I'm trying to create a function that will pull down data from a webpage and create a dictionary key for the hostname and a value of the full line of data. There are multiple pages that have the commonality of the hostname as a key value, which I will eventually join together in a single row.

First, I create a list called control used as a key file of all the hosts I'm searching for. I then pass the values webpage, delimiter, and dictionary name to the function.
When doing this, it seems the name of the dictionary is not being passed to the function.

#open key file
f = open("./hosts2", "r")
control = []
for line in f:
    line = line.rstrip('\n')
    line = line.lower()
    m = re.match('(^[\w\d]+)', line)
    control.append(m.group())
# Close key file
f.close()

def osinfo(url, delimiter, name=None):
    ufile = urllib2.urlopen(url)
    ufile.readline()

WORK INSTRUCTIONS:
Return the portion of the Python question above from "I'm trying to" up to and including "control.append(m.group())", copied word for word.

GIVEN RECORDS:
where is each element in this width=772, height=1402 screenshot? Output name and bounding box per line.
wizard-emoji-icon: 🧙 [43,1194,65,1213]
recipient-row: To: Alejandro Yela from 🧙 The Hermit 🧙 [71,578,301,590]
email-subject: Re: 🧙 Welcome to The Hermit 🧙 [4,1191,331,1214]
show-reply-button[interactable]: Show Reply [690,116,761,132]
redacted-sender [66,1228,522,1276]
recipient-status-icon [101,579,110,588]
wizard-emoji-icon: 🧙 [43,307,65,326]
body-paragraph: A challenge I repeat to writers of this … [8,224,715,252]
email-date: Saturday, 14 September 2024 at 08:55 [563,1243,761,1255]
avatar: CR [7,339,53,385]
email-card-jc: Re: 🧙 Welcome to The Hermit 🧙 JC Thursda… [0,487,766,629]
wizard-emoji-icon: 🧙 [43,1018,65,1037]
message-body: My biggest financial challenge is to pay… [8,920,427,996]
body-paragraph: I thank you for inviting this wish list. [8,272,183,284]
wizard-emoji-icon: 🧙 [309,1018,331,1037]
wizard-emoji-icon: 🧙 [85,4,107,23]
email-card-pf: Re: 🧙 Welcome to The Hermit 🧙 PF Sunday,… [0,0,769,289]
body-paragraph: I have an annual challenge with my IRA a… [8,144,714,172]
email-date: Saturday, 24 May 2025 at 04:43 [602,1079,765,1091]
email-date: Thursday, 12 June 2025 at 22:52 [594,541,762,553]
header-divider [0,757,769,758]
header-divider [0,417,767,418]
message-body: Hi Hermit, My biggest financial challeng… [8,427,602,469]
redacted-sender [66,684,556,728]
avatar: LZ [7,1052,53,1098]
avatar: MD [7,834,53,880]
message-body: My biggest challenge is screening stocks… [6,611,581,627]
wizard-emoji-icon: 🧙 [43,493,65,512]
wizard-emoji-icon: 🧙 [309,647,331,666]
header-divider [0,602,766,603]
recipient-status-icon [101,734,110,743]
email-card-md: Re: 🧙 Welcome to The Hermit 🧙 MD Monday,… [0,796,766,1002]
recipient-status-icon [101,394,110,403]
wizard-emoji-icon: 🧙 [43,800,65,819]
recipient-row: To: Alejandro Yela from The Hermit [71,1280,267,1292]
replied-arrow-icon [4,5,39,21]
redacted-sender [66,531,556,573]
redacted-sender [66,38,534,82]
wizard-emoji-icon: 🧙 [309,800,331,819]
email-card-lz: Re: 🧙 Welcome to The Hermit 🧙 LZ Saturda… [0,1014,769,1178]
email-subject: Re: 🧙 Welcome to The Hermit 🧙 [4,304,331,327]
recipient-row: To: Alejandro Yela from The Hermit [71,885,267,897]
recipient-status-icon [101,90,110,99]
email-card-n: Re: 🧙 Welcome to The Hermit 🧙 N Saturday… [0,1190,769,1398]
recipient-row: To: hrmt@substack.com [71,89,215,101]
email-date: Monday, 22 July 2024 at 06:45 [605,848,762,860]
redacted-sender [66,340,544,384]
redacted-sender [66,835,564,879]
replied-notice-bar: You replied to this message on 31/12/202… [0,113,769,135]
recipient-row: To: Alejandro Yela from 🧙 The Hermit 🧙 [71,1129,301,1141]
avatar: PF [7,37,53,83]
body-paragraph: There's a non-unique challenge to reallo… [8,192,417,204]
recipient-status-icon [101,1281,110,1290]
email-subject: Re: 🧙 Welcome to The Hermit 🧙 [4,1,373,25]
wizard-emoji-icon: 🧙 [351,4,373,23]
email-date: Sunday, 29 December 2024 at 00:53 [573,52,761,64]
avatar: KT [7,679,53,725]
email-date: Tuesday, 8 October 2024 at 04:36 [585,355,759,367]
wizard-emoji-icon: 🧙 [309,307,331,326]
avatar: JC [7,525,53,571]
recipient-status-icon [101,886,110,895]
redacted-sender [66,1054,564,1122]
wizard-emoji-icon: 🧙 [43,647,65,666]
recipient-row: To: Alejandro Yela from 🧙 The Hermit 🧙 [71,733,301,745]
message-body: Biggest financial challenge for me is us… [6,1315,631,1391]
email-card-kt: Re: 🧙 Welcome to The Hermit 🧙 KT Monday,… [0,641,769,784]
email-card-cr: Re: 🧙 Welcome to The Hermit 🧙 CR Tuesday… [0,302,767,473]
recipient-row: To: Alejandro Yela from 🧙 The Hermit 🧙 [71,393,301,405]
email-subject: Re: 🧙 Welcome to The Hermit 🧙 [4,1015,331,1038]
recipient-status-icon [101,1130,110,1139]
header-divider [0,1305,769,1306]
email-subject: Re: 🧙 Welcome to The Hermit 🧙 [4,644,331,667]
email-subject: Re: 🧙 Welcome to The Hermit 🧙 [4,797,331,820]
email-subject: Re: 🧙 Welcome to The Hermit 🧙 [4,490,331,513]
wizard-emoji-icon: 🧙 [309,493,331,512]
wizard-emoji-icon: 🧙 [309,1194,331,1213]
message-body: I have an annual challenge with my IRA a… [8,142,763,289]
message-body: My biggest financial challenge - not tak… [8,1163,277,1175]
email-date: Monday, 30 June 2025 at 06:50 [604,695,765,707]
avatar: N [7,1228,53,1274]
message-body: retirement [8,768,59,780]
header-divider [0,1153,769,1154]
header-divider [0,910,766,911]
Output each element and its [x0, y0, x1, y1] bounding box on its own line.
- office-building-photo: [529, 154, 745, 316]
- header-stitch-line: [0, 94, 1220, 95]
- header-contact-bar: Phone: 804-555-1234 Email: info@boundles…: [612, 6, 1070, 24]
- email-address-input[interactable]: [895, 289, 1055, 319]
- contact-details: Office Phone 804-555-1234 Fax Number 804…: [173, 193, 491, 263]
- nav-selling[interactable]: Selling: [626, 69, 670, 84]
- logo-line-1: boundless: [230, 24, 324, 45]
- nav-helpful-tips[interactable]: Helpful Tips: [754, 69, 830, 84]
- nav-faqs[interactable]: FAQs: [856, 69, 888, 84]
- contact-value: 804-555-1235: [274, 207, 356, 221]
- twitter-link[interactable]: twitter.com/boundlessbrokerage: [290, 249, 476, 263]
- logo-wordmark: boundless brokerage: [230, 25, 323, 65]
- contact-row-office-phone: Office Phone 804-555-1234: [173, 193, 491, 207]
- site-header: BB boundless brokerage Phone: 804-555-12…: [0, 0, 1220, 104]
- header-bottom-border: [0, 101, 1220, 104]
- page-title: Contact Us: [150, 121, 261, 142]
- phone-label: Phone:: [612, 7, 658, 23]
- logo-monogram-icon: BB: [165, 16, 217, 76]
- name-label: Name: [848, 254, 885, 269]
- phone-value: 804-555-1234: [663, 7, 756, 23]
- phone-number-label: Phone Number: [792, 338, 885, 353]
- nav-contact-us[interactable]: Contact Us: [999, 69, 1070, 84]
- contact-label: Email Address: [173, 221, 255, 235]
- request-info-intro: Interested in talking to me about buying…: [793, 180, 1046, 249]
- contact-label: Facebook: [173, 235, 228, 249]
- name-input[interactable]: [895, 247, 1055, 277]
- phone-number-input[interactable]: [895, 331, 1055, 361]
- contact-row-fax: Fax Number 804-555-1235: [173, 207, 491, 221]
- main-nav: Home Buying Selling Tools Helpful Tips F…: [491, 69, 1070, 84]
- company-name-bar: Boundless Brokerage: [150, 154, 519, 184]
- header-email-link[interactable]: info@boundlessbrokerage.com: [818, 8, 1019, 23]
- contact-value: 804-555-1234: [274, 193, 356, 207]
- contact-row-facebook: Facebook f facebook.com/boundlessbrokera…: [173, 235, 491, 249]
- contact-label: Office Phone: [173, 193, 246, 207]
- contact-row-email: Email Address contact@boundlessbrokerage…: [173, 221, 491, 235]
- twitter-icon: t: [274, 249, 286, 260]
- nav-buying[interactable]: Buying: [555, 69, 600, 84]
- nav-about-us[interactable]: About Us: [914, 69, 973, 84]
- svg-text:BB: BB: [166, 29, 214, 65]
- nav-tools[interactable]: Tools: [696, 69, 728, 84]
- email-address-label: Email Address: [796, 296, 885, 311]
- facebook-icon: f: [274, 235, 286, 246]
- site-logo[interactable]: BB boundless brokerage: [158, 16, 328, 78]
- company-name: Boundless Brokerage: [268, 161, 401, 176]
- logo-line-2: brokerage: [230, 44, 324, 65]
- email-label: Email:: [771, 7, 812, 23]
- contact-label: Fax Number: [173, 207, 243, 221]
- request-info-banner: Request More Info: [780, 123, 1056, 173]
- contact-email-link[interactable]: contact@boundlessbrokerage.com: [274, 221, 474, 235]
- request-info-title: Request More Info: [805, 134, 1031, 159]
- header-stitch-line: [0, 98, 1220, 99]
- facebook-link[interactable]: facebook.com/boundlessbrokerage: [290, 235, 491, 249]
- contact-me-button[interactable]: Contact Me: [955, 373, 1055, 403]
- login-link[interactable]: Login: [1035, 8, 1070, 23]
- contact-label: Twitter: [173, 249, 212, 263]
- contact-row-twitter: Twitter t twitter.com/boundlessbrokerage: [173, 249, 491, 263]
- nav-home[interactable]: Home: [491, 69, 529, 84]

RESULT FOR THIS EXERCISE:
I'm trying to create a function that will pull down data from a webpage and create a dictionary key for the hostname and a value of the full line of data. There are multiple pages that have the commonality of the hostname as a key value, which I will eventually join together in a single row.

First, I create a list called control used as a key file of all the hosts I'm searching for. I then pass the values webpage, delimiter, and dictionary name to the function.
When doing this, it seems the name of the dictionary is not being passed to the function.

#open key file
f = open("./hosts2", "r")
control = []
for line in f:
    line = line.rstrip('\n')
    line = line.lower()
    m = re.match('(^[\w\d]+)', line)
    control.append(m.group())